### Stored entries
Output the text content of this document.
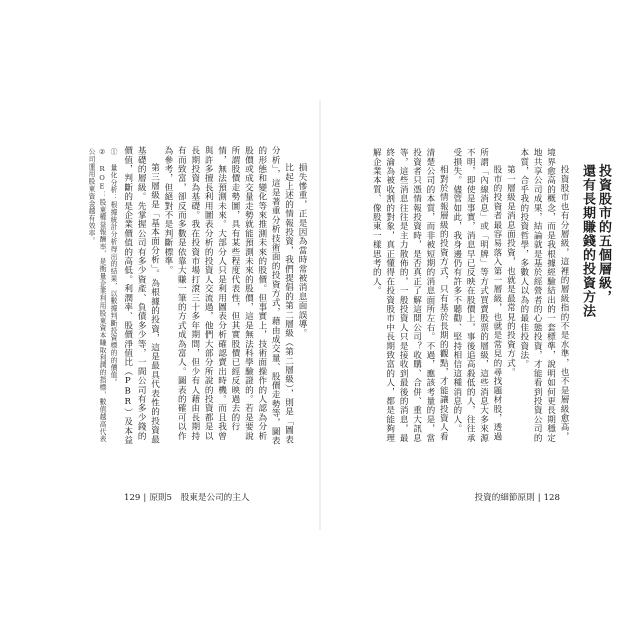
損失慘重，正是因為當時常被消息面誤導。

比起上述的情報投資，我們提倡的第二層級（第二層級），則是「圖表分析」，這是著重分析技術面的投資方式，藉由成交量、股價走勢等，圖表的形態和變化等來推測未來的股價。但事實上，技術面操作的人認為分析股價或成交量走勢就能預測未來的股價，這是無法科學驗證的。若是要說所謂股價走勢圖，具有某些程度代表性，但其實股價已經反映過去的行情，無法預測未來。大部分人只是利用圖表分析確認賣出時機。而且我曾與許多擅長利用圖表分析的投資人交流過，他們大部分所說的投資都是以長期投資為基礎。我在投資市場打滾三十多年期間，但少有人藉由長期持有而致富，卻反而多數是依靠大賺一筆的方式成為富人。圖表的確可以作為參考，但絕對不是判斷標準。

第三層級是「基本面分析」。為根據的投資，這是最具代表性的投資最基礎的層級。先掌握公司有多少資產、負債多少等，一間公司有多少錢的價值，判斷的是企業價值的高低。利潤率、股價淨值比（PBR）及本益

① 量化分析：根據統計分析得出的結果，以數據判斷投資標的的價值。

② ROE：股東權益報酬率，是衡量企業利用股東資本賺取利潤的指標，數值越高代表公司運用股東資金越有效率。

129 | 原則5 股東是公司的主人
投資股市的五個層級，
還有長期賺錢的投資方法

投資股市也有分層級，這裡的層級指的不是水準，也不是層級愈高，境界愈高的概念，而是我根據經驗結出的一套標準，說明如何更長期穩定地共享公司成果，結論就是基於經營者的心態投資，才能看到投資公司的本質，合乎我的投資哲學，多數人以為的最佳投資法。

第一層級是消息面投資，也就是最常見的投資方式。

股市的投資者最容易落入第一層級，也就是常見的尋找題材股，透過所謂「內線消息」或「明牌」等方式買賣股票的層級，這些消息大多來源不明，即使是事實，消息早已反映在股價上，事後追高殺低的人，往往承受損失。儘管如此，我身邊仍有許多不聽勸、堅持相信這種消息的人。

相對於情報層級的投資方式，只有基於長期的觀點，才能讓投資人看清楚公司的本質，而非被短期的消息面所左右。不過，應該考量的是，當投資者只憑情報投資時，是否真正了解這間公司？收購、合併、重大訊息等，這些消息往往是主力散佈的，一般投資人只是接收到最後的消息，最終淪為被收割的對象，真正懂得在投資股市中長期致富的人，都是能夠理解企業本質、像股東一樣思考的人。

投資的細節原則 | 128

### TASK DETAILS
Reproduce the listing exactly. Leave its pictures out.

### EXERCISE RESULT
Output the text content of this document.
損失慘重，正是因為當時常被消息面誤導。

比起上述的情報投資，我們提倡的第二層級（第二層級），則是「圖表分析」，這是著重分析技術面的投資方式，藉由成交量、股價走勢等，圖表的形態和變化等來推測未來的股價。但事實上，技術面操作的人認為分析股價或成交量走勢就能預測未來的股價，這是無法科學驗證的。若是要說所謂股價走勢圖，具有某些程度代表性，但其實股價已經反映過去的行情，無法預測未來。大部分人只是利用圖表分析確認賣出時機。而且我曾與許多擅長利用圖表分析的投資人交流過，他們大部分所說的投資都是以長期投資為基礎。我在投資市場打滾三十多年期間，但少有人藉由長期持有而致富，卻反而多數是依靠大賺一筆的方式成為富人。圖表的確可以作為參考，但絕對不是判斷標準。

第三層級是「基本面分析」。為根據的投資，這是最具代表性的投資最基礎的層級。先掌握公司有多少資產、負債多少等，一間公司有多少錢的價值，判斷的是企業價值的高低。利潤率、股價淨值比（PBR）及本益

① 量化分析：根據統計分析得出的結果，以數據判斷投資標的的價值。

② ROE：股東權益報酬率，是衡量企業利用股東資本賺取利潤的指標，數值越高代表公司運用股東資金越有效率。

129 | 原則5 股東是公司的主人
投資股市的五個層級，
還有長期賺錢的投資方法

投資股市也有分層級，這裡的層級指的不是水準，也不是層級愈高，境界愈高的概念，而是我根據經驗結出的一套標準，說明如何更長期穩定地共享公司成果，結論就是基於經營者的心態投資，才能看到投資公司的本質，合乎我的投資哲學，多數人以為的最佳投資法。

第一層級是消息面投資，也就是最常見的投資方式。

股市的投資者最容易落入第一層級，也就是常見的尋找題材股，透過所謂「內線消息」或「明牌」等方式買賣股票的層級，這些消息大多來源不明，即使是事實，消息早已反映在股價上，事後追高殺低的人，往往承受損失。儘管如此，我身邊仍有許多不聽勸、堅持相信這種消息的人。

相對於情報層級的投資方式，只有基於長期的觀點，才能讓投資人看清楚公司的本質，而非被短期的消息面所左右。不過，應該考量的是，當投資者只憑情報投資時，是否真正了解這間公司？收購、合併、重大訊息等，這些消息往往是主力散佈的，一般投資人只是接收到最後的消息，最終淪為被收割的對象，真正懂得在投資股市中長期致富的人，都是能夠理解企業本質、像股東一樣思考的人。

投資的細節原則 | 128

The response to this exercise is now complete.